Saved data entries
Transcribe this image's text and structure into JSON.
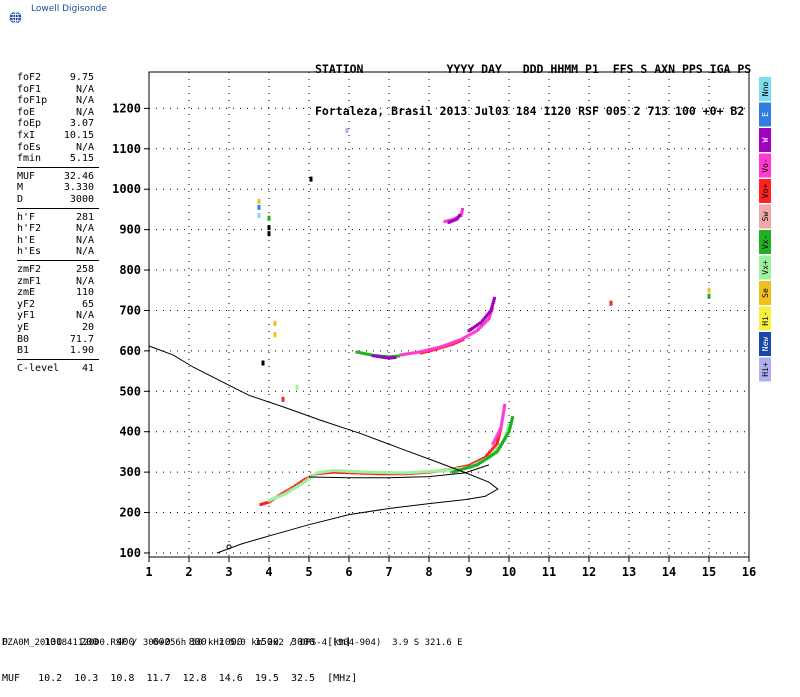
{
  "logo": {
    "text": "Lowell Digisonde",
    "color": "#1b4fa0"
  },
  "header": {
    "line1": "STATION            YYYY DAY   DDD HHMM P1  FFS S AXN PPS IGA PS",
    "line2": "Fortaleza, Brasil 2013 Jul03 184 1120 RSF 005 2 713 100 +0+ B2"
  },
  "params": [
    {
      "label": "foF2",
      "value": "9.75"
    },
    {
      "label": "foF1",
      "value": "N/A"
    },
    {
      "label": "foF1p",
      "value": "N/A"
    },
    {
      "label": "foE",
      "value": "N/A"
    },
    {
      "label": "foEp",
      "value": "3.07"
    },
    {
      "label": "fxI",
      "value": "10.15"
    },
    {
      "label": "foEs",
      "value": "N/A"
    },
    {
      "label": "fmin",
      "value": "5.15"
    },
    {
      "sep": true
    },
    {
      "label": "MUF",
      "value": "32.46"
    },
    {
      "label": "M",
      "value": "3.330"
    },
    {
      "label": "D",
      "value": "3000"
    },
    {
      "sep": true
    },
    {
      "label": "h'F",
      "value": "281"
    },
    {
      "label": "h'F2",
      "value": "N/A"
    },
    {
      "label": "h'E",
      "value": "N/A"
    },
    {
      "label": "h'Es",
      "value": "N/A"
    },
    {
      "sep": true
    },
    {
      "label": "zmF2",
      "value": "258"
    },
    {
      "label": "zmF1",
      "value": "N/A"
    },
    {
      "label": "zmE",
      "value": "110"
    },
    {
      "label": "yF2",
      "value": "65"
    },
    {
      "label": "yF1",
      "value": "N/A"
    },
    {
      "label": "yE",
      "value": "20"
    },
    {
      "label": "B0",
      "value": "71.7"
    },
    {
      "label": "B1",
      "value": "1.90"
    },
    {
      "sep": true
    },
    {
      "label": "C-level",
      "value": "41"
    }
  ],
  "legend": [
    {
      "label": "Nno",
      "color": "#7fdcf0"
    },
    {
      "label": "E",
      "color": "#2f7ee0"
    },
    {
      "label": "W",
      "color": "#a000c0"
    },
    {
      "label": "Vo-",
      "color": "#ff3ad0"
    },
    {
      "label": "Vo+",
      "color": "#ff2020"
    },
    {
      "label": "Sw",
      "color": "#f0a8a8"
    },
    {
      "label": "Vx-",
      "color": "#20b020"
    },
    {
      "label": "Vx+",
      "color": "#9ef09e"
    },
    {
      "label": "Se",
      "color": "#f0c020"
    },
    {
      "label": "Hi-",
      "color": "#f8f040"
    },
    {
      "label": "New",
      "color": "#1848a8"
    },
    {
      "label": "Hi+",
      "color": "#b0b0f0"
    }
  ],
  "bottom_table": {
    "d_label": "D",
    "d_values": [
      "100",
      "200",
      "400",
      "600",
      "800",
      "1000",
      "1500",
      "3000"
    ],
    "d_unit": "[km]",
    "muf_label": "MUF",
    "muf_values": [
      "10.2",
      "10.3",
      "10.8",
      "11.7",
      "12.8",
      "14.6",
      "19.5",
      "32.5"
    ],
    "muf_unit": "[MHz]"
  },
  "footer": "FZA0M_2013184112000.RSF / 300+256h 50 kHz 5.0 km 2x2 / DPS-4 (904-904)  3.9 S 321.6 E",
  "chart_data": {
    "type": "scatter",
    "title": "",
    "xlabel": "",
    "ylabel": "",
    "xlim": [
      1,
      16
    ],
    "ylim": [
      90,
      1290
    ],
    "x_ticks": [
      1,
      2,
      3,
      4,
      5,
      6,
      7,
      8,
      9,
      10,
      11,
      12,
      13,
      14,
      15,
      16
    ],
    "y_ticks": [
      100,
      200,
      300,
      400,
      500,
      600,
      700,
      800,
      900,
      1000,
      1100,
      1200
    ],
    "grid": true,
    "series": [
      {
        "kind": "trace",
        "color": "#ff2020",
        "points": [
          [
            3.8,
            220
          ],
          [
            4.0,
            226
          ],
          [
            4.3,
            245
          ],
          [
            4.6,
            262
          ],
          [
            4.9,
            282
          ],
          [
            5.2,
            296
          ],
          [
            5.6,
            300
          ],
          [
            6.2,
            298
          ],
          [
            6.8,
            296
          ],
          [
            7.4,
            296
          ],
          [
            8.0,
            300
          ],
          [
            8.5,
            306
          ],
          [
            9.0,
            316
          ],
          [
            9.4,
            336
          ],
          [
            9.7,
            370
          ],
          [
            9.8,
            410
          ]
        ]
      },
      {
        "kind": "trace",
        "color": "#9ef09e",
        "points": [
          [
            4.0,
            230
          ],
          [
            4.4,
            246
          ],
          [
            4.8,
            270
          ],
          [
            5.2,
            298
          ],
          [
            5.6,
            304
          ],
          [
            6.4,
            300
          ],
          [
            7.4,
            298
          ],
          [
            8.4,
            304
          ],
          [
            9.0,
            312
          ],
          [
            9.5,
            336
          ],
          [
            9.9,
            380
          ],
          [
            10.0,
            420
          ]
        ]
      },
      {
        "kind": "trace",
        "color": "#20b020",
        "points": [
          [
            8.6,
            300
          ],
          [
            9.2,
            318
          ],
          [
            9.7,
            350
          ],
          [
            10.0,
            400
          ],
          [
            10.1,
            440
          ]
        ]
      },
      {
        "kind": "trace",
        "color": "#ff3ad0",
        "points": [
          [
            9.6,
            370
          ],
          [
            9.8,
            410
          ],
          [
            9.85,
            440
          ],
          [
            9.9,
            470
          ]
        ]
      },
      {
        "kind": "trace",
        "color": "#ff2020",
        "points": [
          [
            7.8,
            595
          ],
          [
            8.2,
            605
          ],
          [
            8.6,
            617
          ],
          [
            8.9,
            630
          ]
        ]
      },
      {
        "kind": "trace",
        "color": "#ff3ad0",
        "points": [
          [
            7.3,
            590
          ],
          [
            7.8,
            598
          ],
          [
            8.3,
            610
          ],
          [
            8.8,
            628
          ],
          [
            9.2,
            650
          ],
          [
            9.5,
            680
          ],
          [
            9.6,
            710
          ]
        ]
      },
      {
        "kind": "trace",
        "color": "#a000c0",
        "points": [
          [
            9.0,
            650
          ],
          [
            9.3,
            670
          ],
          [
            9.55,
            700
          ],
          [
            9.65,
            735
          ]
        ]
      },
      {
        "kind": "trace",
        "color": "#20b020",
        "points": [
          [
            6.2,
            597
          ],
          [
            6.6,
            589
          ],
          [
            7.0,
            585
          ],
          [
            7.3,
            588
          ]
        ]
      },
      {
        "kind": "trace",
        "color": "#a000c0",
        "points": [
          [
            6.6,
            588
          ],
          [
            7.0,
            582
          ],
          [
            7.2,
            584
          ]
        ]
      },
      {
        "kind": "trace",
        "color": "#ff3ad0",
        "points": [
          [
            8.4,
            920
          ],
          [
            8.6,
            925
          ],
          [
            8.8,
            935
          ],
          [
            8.85,
            955
          ]
        ]
      },
      {
        "kind": "trace",
        "color": "#a000c0",
        "points": [
          [
            8.5,
            918
          ],
          [
            8.7,
            926
          ],
          [
            8.8,
            940
          ]
        ]
      }
    ],
    "dots": [
      {
        "x": 3.75,
        "y": 970,
        "color": "#f0c020"
      },
      {
        "x": 3.75,
        "y": 955,
        "color": "#2f7ee0"
      },
      {
        "x": 3.75,
        "y": 935,
        "color": "#7fdcf0"
      },
      {
        "x": 4.0,
        "y": 928,
        "color": "#20b020"
      },
      {
        "x": 4.0,
        "y": 905,
        "color": "#000000"
      },
      {
        "x": 4.0,
        "y": 890,
        "color": "#000000"
      },
      {
        "x": 4.15,
        "y": 668,
        "color": "#f0c020"
      },
      {
        "x": 4.15,
        "y": 640,
        "color": "#f0c020"
      },
      {
        "x": 4.35,
        "y": 480,
        "color": "#ff2020"
      },
      {
        "x": 3.85,
        "y": 570,
        "color": "#000000"
      },
      {
        "x": 4.7,
        "y": 510,
        "color": "#9ef09e"
      },
      {
        "x": 5.05,
        "y": 1025,
        "color": "#000000"
      },
      {
        "x": 5.95,
        "y": 1145,
        "color": "#b0b0f0"
      },
      {
        "x": 12.55,
        "y": 718,
        "color": "#ff2020"
      },
      {
        "x": 15.0,
        "y": 750,
        "color": "#f0c020"
      },
      {
        "x": 15.0,
        "y": 735,
        "color": "#20b020"
      }
    ],
    "profile": {
      "kind": "electron-density-profile",
      "color": "#000000",
      "points": [
        [
          2.7,
          100
        ],
        [
          3.3,
          122
        ],
        [
          4.1,
          145
        ],
        [
          5.0,
          170
        ],
        [
          6.0,
          195
        ],
        [
          7.0,
          210
        ],
        [
          8.0,
          222
        ],
        [
          8.9,
          232
        ],
        [
          9.4,
          240
        ],
        [
          9.72,
          258
        ],
        [
          9.5,
          275
        ],
        [
          9.0,
          295
        ],
        [
          8.2,
          325
        ],
        [
          7.3,
          358
        ],
        [
          6.3,
          395
        ],
        [
          5.3,
          428
        ],
        [
          4.4,
          460
        ],
        [
          3.5,
          490
        ],
        [
          2.7,
          530
        ],
        [
          2.1,
          560
        ],
        [
          1.6,
          590
        ],
        [
          1.0,
          612
        ]
      ]
    },
    "trace_fit": {
      "color": "#000000",
      "points": [
        [
          5.0,
          288
        ],
        [
          6.0,
          286
        ],
        [
          7.0,
          286
        ],
        [
          8.0,
          289
        ],
        [
          8.9,
          298
        ],
        [
          9.5,
          318
        ]
      ]
    }
  }
}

THE EXERCISE: Determine how many lines in the records contain "text", and reply with the number only.

FINISHED ANSWER: 2